▶ Document section:
%%
GATOR AID!
Emotional support reptile cools off in Pennsylvania park
WALLY the gator made a big splash when he was walked on a leash through a cooling fountain in Philadelphia’s LOVE Park — but the toothy reptile’s owner, Joie Henney, insists there’s no cause for alarm!
That’s because Wally is registered with the federal government as an emotional support animal and, according to Joie, is as affectionate as can be.
Wally sleeps with his 69-year-old pal, who says “when he turns his nose towards you — that means he expects a kiss.”
Joie even takes the saurian to the grocery store — and the critter minds his manners even at the meat counter!.
Wally was on his best behavior at the park, letting strangers pet him while lying on his belly in the cooling water.
Joie says Wally is one of several gators he owns and claims the scaly creature helped pull him through a deep funk.
“I went through a real hard depression and he brought me out of it,” he explains.
“My doctor wanted to give me anti-depression medicine and I refused to take it.”
%%
▶ Raw data:
%%
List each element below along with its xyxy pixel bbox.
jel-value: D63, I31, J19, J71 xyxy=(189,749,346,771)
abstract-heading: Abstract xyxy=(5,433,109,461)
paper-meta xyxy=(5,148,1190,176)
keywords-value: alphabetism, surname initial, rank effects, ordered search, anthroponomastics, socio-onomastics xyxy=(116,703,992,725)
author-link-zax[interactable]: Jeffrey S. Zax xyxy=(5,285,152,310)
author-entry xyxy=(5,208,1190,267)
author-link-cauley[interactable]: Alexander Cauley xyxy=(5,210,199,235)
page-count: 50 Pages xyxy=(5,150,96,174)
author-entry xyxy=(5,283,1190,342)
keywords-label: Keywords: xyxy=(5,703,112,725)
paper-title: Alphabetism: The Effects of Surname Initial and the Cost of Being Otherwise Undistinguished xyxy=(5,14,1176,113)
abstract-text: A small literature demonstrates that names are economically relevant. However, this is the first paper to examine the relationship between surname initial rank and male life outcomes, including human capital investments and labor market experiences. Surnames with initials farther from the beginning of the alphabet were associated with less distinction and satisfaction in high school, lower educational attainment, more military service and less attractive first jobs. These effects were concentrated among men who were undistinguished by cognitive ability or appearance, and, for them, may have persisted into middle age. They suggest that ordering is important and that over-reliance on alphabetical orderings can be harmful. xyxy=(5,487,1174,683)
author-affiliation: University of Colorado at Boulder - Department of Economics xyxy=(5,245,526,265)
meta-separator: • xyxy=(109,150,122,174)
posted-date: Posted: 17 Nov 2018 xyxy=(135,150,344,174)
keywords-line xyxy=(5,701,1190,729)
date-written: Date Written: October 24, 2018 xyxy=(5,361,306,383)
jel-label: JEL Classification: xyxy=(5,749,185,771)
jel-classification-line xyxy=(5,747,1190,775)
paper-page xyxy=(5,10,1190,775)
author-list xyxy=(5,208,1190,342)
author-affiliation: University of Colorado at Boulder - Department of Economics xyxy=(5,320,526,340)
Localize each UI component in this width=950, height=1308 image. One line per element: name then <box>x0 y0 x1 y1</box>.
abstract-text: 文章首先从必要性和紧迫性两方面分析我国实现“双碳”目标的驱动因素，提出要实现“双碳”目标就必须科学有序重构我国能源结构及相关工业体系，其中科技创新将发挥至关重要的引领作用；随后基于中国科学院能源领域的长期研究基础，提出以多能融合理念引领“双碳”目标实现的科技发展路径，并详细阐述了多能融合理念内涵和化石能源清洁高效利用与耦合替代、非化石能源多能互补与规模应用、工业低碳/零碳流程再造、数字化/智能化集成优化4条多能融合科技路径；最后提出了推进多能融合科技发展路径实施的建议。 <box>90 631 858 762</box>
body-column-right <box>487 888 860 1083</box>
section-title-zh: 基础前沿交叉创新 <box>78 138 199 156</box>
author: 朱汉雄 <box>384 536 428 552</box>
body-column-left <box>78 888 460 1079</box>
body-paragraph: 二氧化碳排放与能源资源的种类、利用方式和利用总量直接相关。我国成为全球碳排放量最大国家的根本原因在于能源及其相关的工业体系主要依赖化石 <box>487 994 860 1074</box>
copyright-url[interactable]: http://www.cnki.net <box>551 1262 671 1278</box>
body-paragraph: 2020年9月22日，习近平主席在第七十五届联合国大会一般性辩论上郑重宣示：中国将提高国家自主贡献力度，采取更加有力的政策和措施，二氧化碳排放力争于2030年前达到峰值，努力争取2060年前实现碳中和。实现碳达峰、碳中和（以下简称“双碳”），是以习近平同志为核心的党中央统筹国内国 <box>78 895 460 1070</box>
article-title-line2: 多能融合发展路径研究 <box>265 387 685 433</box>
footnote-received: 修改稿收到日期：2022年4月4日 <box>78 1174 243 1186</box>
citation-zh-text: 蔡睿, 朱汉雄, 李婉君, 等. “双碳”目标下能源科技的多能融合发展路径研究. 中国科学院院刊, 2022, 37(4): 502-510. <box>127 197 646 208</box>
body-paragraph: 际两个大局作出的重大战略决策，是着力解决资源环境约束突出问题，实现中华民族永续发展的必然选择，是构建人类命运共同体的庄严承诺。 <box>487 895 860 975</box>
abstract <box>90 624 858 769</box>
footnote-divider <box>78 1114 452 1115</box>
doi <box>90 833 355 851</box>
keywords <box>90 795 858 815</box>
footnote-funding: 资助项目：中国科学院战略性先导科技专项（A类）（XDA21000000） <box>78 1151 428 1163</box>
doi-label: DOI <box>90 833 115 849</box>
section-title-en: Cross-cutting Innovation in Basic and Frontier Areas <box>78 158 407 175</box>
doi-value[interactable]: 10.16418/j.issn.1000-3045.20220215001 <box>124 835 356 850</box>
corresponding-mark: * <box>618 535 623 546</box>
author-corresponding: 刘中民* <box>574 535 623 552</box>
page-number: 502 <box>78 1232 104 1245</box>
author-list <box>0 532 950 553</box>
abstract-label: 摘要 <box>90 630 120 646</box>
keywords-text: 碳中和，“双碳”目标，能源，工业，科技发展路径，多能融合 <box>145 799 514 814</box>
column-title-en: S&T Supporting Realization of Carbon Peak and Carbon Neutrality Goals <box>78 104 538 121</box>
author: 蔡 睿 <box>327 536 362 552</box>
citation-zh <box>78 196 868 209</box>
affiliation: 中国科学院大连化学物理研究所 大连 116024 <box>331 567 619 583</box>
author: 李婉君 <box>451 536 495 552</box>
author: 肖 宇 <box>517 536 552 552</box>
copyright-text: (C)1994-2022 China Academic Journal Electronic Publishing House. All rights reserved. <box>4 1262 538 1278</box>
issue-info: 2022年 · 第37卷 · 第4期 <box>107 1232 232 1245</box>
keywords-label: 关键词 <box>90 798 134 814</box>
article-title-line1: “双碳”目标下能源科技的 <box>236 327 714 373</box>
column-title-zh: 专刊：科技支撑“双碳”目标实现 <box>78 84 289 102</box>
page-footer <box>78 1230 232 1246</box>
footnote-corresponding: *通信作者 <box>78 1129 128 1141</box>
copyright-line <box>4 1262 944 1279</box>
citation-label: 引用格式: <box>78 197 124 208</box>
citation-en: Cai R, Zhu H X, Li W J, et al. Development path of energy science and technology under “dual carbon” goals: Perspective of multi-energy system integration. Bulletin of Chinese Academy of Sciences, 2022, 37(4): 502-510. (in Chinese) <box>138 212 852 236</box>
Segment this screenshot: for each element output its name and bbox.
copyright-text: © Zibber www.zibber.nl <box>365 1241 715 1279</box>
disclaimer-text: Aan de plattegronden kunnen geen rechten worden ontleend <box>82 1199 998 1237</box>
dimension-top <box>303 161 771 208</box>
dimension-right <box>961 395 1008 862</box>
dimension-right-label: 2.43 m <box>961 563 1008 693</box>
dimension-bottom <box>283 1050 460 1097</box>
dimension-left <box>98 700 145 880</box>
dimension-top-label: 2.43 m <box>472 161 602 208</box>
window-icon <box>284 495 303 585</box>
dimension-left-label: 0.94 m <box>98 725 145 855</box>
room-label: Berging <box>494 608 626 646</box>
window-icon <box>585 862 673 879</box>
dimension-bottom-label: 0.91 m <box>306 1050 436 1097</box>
%%
▶ Actions to take:
(1) In the article about Wally the gator, how old is Wally's owner, Joie Henney?
(2) Transcribe the passage of the article about Wally the gator that opens with the words containing "Wally sleeps with" and closes with "the cooling water.".
(3) Go on with the article about Wally the gator, starting after its final sentence.

▶ Answers to this exercise:
(1) He is 69 years old.

(2)
Wally sleeps with his 69-year-old pal, who says “when he turns his nose towards you — that means he expects a kiss.”
Joie even takes the saurian to the grocery store — and the critter minds his manners even at the meat counter!.
Wally was on his best behavior at the park, letting strangers pet him while lying on his belly in the cooling water.

(3)
Instead, he got emotional support and affection from Wally, who he insists is “super sweet-natured.” Meanwhile, social media posters weren’t so sure. “Can this person really be this ignorant?” writes one. “Any creature can be ‘federally registered.’ It is a scam. You pay a price and you get a ‘registration’ certificate which is worthless, means nothing. “Maybe I should get a support rattlesnake. Registered, of course.”
A poster claiming to be “retired NYPD” snarks: “It’s all fun and games until someone loses an arm.”
Adds a third: “Cannot change the nature of a wild animal, the gator will eat you and your emotional support when it is big enough.”
Finally, another troll declares, “Scott, beam me up. There is no intelligent life on this planet.”
Wonder if Wally’s feelings are hurt.